Collected data:

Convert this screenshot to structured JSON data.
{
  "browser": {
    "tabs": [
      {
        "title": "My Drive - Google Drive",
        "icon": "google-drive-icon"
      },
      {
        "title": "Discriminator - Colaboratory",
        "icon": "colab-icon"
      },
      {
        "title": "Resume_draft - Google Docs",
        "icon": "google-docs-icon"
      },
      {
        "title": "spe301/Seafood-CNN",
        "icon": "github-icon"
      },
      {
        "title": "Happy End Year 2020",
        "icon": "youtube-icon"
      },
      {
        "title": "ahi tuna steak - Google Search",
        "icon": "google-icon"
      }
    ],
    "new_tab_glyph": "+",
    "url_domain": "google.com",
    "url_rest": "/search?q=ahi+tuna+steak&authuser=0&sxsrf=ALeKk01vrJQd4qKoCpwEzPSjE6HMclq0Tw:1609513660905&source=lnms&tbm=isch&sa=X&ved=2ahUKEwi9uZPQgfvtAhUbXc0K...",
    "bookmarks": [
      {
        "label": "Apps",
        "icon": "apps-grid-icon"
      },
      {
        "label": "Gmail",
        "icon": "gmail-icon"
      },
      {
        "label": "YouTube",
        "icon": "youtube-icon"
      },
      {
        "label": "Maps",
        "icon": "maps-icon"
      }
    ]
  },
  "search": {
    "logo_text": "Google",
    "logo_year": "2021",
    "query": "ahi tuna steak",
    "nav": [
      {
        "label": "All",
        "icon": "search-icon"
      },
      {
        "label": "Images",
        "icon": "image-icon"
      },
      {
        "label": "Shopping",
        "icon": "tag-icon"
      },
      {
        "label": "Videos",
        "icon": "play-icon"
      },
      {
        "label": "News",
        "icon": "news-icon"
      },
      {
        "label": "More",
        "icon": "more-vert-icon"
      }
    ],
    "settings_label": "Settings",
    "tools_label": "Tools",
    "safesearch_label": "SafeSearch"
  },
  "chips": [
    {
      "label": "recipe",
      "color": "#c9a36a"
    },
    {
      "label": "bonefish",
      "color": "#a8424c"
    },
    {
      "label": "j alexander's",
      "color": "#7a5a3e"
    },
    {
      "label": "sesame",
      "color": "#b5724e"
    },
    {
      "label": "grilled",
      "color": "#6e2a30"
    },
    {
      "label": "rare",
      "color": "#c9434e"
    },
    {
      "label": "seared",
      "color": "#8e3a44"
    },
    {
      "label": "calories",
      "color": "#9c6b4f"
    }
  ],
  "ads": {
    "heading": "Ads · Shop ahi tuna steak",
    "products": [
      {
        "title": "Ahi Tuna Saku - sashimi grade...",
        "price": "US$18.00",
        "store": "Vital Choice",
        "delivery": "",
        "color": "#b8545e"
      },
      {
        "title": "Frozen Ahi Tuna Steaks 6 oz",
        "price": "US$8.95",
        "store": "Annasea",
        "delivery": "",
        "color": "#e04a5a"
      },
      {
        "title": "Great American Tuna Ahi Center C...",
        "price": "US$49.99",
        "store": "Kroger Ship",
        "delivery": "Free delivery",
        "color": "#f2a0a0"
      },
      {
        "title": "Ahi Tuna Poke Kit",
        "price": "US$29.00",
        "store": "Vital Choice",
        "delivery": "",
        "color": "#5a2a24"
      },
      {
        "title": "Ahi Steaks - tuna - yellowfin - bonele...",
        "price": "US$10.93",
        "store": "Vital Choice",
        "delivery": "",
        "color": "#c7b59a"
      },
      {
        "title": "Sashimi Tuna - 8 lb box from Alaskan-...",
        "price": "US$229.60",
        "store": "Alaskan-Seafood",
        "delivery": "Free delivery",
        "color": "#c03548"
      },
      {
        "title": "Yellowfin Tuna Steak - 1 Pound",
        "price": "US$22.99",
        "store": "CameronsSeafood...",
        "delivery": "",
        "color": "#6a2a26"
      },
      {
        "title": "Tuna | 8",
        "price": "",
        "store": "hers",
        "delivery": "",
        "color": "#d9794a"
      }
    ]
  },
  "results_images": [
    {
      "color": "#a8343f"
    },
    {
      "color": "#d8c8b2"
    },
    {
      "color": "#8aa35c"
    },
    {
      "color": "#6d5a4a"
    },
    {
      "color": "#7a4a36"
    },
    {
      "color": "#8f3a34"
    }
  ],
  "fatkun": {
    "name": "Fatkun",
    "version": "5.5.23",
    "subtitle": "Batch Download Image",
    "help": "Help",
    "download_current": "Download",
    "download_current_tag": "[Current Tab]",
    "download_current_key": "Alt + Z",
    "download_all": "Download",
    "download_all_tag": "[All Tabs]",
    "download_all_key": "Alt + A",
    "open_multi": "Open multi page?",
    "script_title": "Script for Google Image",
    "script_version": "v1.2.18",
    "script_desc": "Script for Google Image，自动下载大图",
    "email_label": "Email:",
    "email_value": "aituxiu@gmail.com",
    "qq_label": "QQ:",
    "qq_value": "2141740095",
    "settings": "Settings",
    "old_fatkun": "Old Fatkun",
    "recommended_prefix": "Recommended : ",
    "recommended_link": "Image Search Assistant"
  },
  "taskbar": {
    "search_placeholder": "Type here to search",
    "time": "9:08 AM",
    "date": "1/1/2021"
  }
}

*DIRECTION:* The records above are to be repeated exactly, in their entirety.

*SOLUTION BELOW:*
Convert this screenshot to structured JSON data.
{
  "browser": {
    "tabs": [
      {
        "title": "My Drive - Google Drive",
        "icon": "google-drive-icon"
      },
      {
        "title": "Discriminator - Colaboratory",
        "icon": "colab-icon"
      },
      {
        "title": "Resume_draft - Google Docs",
        "icon": "google-docs-icon"
      },
      {
        "title": "spe301/Seafood-CNN",
        "icon": "github-icon"
      },
      {
        "title": "Happy End Year 2020",
        "icon": "youtube-icon"
      },
      {
        "title": "ahi tuna steak - Google Search",
        "icon": "google-icon"
      }
    ],
    "new_tab_glyph": "+",
    "url_domain": "google.com",
    "url_rest": "/search?q=ahi+tuna+steak&authuser=0&sxsrf=ALeKk01vrJQd4qKoCpwEzPSjE6HMclq0Tw:1609513660905&source=lnms&tbm=isch&sa=X&ved=2ahUKEwi9uZPQgfvtAhUbXc0K...",
    "bookmarks": [
      {
        "label": "Apps",
        "icon": "apps-grid-icon"
      },
      {
        "label": "Gmail",
        "icon": "gmail-icon"
      },
      {
        "label": "YouTube",
        "icon": "youtube-icon"
      },
      {
        "label": "Maps",
        "icon": "maps-icon"
      }
    ]
  },
  "search": {
    "logo_text": "Google",
    "logo_year": "2021",
    "query": "ahi tuna steak",
    "nav": [
      {
        "label": "All",
        "icon": "search-icon"
      },
      {
        "label": "Images",
        "icon": "image-icon"
      },
      {
        "label": "Shopping",
        "icon": "tag-icon"
      },
      {
        "label": "Videos",
        "icon": "play-icon"
      },
      {
        "label": "News",
        "icon": "news-icon"
      },
      {
        "label": "More",
        "icon": "more-vert-icon"
      }
    ],
    "settings_label": "Settings",
    "tools_label": "Tools",
    "safesearch_label": "SafeSearch"
  },
  "chips": [
    {
      "label": "recipe",
      "color": "#c9a36a"
    },
    {
      "label": "bonefish",
      "color": "#a8424c"
    },
    {
      "label": "j alexander's",
      "color": "#7a5a3e"
    },
    {
      "label": "sesame",
      "color": "#b5724e"
    },
    {
      "label": "grilled",
      "color": "#6e2a30"
    },
    {
      "label": "rare",
      "color": "#c9434e"
    },
    {
      "label": "seared",
      "color": "#8e3a44"
    },
    {
      "label": "calories",
      "color": "#9c6b4f"
    }
  ],
  "ads": {
    "heading": "Ads · Shop ahi tuna steak",
    "products": [
      {
        "title": "Ahi Tuna Saku - sashimi grade...",
        "price": "US$18.00",
        "store": "Vital Choice",
        "delivery": "",
        "color": "#b8545e"
      },
      {
        "title": "Frozen Ahi Tuna Steaks 6 oz",
        "price": "US$8.95",
        "store": "Annasea",
        "delivery": "",
        "color": "#e04a5a"
      },
      {
        "title": "Great American Tuna Ahi Center C...",
        "price": "US$49.99",
        "store": "Kroger Ship",
        "delivery": "Free delivery",
        "color": "#f2a0a0"
      },
      {
        "title": "Ahi Tuna Poke Kit",
        "price": "US$29.00",
        "store": "Vital Choice",
        "delivery": "",
        "color": "#5a2a24"
      },
      {
        "title": "Ahi Steaks - tuna - yellowfin - bonele...",
        "price": "US$10.93",
        "store": "Vital Choice",
        "delivery": "",
        "color": "#c7b59a"
      },
      {
        "title": "Sashimi Tuna - 8 lb box from Alaskan-...",
        "price": "US$229.60",
        "store": "Alaskan-Seafood",
        "delivery": "Free delivery",
        "color": "#c03548"
      },
      {
        "title": "Yellowfin Tuna Steak - 1 Pound",
        "price": "US$22.99",
        "store": "CameronsSeafood...",
        "delivery": "",
        "color": "#6a2a26"
      },
      {
        "title": "Tuna | 8",
        "price": "",
        "store": "hers",
        "delivery": "",
        "color": "#d9794a"
      }
    ]
  },
  "results_images": [
    {
      "color": "#a8343f"
    },
    {
      "color": "#d8c8b2"
    },
    {
      "color": "#8aa35c"
    },
    {
      "color": "#6d5a4a"
    },
    {
      "color": "#7a4a36"
    },
    {
      "color": "#8f3a34"
    }
  ],
  "fatkun": {
    "name": "Fatkun",
    "version": "5.5.23",
    "subtitle": "Batch Download Image",
    "help": "Help",
    "download_current": "Download",
    "download_current_tag": "[Current Tab]",
    "download_current_key": "Alt + Z",
    "download_all": "Download",
    "download_all_tag": "[All Tabs]",
    "download_all_key": "Alt + A",
    "open_multi": "Open multi page?",
    "script_title": "Script for Google Image",
    "script_version": "v1.2.18",
    "script_desc": "Script for Google Image，自动下载大图",
    "email_label": "Email:",
    "email_value": "aituxiu@gmail.com",
    "qq_label": "QQ:",
    "qq_value": "2141740095",
    "settings": "Settings",
    "old_fatkun": "Old Fatkun",
    "recommended_prefix": "Recommended : ",
    "recommended_link": "Image Search Assistant"
  },
  "taskbar": {
    "search_placeholder": "Type here to search",
    "time": "9:08 AM",
    "date": "1/1/2021"
  }
}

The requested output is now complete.